Stored items:
* * * * * * *

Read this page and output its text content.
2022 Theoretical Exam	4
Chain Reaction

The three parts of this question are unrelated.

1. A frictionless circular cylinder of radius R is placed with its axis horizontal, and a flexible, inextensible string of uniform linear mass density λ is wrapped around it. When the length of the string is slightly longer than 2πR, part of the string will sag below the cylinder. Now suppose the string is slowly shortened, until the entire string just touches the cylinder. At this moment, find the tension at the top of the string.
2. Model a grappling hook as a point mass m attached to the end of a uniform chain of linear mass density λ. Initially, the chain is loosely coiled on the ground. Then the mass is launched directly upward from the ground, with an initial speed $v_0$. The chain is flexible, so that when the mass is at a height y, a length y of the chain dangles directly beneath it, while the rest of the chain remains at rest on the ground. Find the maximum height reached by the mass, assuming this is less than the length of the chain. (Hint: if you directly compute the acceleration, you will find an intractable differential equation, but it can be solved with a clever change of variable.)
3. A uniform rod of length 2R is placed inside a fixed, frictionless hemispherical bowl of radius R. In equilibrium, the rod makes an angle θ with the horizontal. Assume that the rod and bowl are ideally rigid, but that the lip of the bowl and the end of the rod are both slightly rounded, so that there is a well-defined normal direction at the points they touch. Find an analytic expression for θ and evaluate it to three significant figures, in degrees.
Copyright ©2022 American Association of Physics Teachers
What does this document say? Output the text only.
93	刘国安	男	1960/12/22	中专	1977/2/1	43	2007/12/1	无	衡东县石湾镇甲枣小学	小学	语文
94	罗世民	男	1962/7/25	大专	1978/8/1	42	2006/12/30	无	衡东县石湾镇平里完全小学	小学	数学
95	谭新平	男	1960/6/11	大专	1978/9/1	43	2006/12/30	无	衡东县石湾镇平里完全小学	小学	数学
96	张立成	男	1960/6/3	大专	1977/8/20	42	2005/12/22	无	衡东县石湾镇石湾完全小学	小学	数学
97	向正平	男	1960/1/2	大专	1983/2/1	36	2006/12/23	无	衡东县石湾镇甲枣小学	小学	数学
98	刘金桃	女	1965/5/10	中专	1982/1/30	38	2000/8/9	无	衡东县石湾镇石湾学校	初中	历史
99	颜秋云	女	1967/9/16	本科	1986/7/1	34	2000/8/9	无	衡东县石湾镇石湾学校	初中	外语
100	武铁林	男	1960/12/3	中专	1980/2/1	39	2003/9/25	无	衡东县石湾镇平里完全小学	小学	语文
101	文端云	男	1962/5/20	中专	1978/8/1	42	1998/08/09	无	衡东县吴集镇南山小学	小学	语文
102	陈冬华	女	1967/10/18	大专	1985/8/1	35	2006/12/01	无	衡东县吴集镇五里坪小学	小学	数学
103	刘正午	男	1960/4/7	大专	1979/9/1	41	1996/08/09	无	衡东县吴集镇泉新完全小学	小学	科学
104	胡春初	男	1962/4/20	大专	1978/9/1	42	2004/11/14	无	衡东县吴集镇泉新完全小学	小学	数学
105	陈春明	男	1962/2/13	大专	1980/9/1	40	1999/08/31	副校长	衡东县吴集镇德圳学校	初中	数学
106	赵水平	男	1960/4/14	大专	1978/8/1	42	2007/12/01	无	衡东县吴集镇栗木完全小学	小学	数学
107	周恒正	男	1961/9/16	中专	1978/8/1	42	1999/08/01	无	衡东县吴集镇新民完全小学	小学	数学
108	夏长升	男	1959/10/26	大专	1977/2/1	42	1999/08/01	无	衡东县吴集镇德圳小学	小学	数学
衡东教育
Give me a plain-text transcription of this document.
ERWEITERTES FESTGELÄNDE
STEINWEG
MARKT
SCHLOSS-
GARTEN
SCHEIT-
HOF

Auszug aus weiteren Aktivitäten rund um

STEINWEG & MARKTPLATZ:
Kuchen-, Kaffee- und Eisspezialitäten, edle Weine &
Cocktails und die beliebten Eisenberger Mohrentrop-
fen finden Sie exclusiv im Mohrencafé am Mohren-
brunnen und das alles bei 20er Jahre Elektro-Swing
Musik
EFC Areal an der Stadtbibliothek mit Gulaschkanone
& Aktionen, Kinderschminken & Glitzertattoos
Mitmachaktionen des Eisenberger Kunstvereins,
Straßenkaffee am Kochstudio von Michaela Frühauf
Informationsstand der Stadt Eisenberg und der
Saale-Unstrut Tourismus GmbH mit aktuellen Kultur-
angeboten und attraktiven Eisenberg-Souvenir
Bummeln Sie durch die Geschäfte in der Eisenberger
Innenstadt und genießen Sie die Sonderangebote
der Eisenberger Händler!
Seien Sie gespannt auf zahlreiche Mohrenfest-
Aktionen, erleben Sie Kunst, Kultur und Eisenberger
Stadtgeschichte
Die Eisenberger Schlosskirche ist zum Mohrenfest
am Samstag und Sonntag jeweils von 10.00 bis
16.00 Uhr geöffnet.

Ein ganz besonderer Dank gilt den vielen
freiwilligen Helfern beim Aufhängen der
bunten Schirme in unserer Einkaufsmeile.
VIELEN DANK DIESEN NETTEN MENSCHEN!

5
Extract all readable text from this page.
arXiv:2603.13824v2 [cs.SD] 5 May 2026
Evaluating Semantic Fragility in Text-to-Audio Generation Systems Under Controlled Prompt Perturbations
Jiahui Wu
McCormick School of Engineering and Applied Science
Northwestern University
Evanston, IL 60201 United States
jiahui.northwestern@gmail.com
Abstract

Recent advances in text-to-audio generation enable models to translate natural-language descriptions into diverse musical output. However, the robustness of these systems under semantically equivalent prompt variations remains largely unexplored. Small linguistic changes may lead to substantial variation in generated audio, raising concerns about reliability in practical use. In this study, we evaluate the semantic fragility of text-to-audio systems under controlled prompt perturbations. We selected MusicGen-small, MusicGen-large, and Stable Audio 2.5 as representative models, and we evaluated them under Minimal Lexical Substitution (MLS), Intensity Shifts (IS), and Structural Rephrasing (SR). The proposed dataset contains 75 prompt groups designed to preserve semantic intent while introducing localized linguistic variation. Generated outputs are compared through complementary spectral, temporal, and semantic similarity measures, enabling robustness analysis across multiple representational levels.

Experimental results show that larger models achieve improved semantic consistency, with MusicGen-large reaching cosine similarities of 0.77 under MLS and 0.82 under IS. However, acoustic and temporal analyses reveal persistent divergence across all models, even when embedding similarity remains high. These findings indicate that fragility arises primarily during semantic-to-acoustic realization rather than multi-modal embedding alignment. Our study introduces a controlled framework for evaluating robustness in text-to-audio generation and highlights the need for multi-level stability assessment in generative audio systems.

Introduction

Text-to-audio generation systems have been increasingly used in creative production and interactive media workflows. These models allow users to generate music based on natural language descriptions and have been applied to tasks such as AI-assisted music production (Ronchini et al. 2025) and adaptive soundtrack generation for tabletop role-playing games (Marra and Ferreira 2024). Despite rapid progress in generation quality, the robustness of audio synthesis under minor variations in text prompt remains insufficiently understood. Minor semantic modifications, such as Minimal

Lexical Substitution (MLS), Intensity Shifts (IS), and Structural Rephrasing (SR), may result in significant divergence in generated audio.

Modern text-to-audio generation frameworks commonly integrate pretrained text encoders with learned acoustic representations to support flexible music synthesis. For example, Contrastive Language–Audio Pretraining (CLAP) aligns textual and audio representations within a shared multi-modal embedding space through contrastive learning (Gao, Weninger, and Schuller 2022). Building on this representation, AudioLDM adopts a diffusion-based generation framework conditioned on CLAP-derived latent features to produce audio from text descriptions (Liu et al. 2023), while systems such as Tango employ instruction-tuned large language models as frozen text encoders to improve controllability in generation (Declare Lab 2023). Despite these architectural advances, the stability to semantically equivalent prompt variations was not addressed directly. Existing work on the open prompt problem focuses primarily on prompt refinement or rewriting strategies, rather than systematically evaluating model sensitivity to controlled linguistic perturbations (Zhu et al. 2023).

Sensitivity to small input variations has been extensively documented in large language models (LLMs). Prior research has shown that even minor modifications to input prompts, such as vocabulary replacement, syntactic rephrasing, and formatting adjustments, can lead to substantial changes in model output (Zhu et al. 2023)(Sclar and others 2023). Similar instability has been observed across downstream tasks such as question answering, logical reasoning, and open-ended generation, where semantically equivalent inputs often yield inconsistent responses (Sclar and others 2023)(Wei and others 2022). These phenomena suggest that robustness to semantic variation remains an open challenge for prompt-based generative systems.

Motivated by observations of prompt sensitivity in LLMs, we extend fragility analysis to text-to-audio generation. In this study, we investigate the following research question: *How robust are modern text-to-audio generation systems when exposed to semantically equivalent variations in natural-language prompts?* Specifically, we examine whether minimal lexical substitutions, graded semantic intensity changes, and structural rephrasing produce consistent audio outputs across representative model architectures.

* * * * * * *

Objective:
Search the entries for the word "衡东县石湾镇甲枣小学" and copy every line that has it.

Written solution:
93	刘国安	男	1960/12/22	中专	1977/2/1	43	2007/12/1	无	衡东县石湾镇甲枣小学	小学	语文
97	向正平	男	1960/1/2	大专	1983/2/1	36	2006/12/23	无	衡东县石湾镇甲枣小学	小学	数学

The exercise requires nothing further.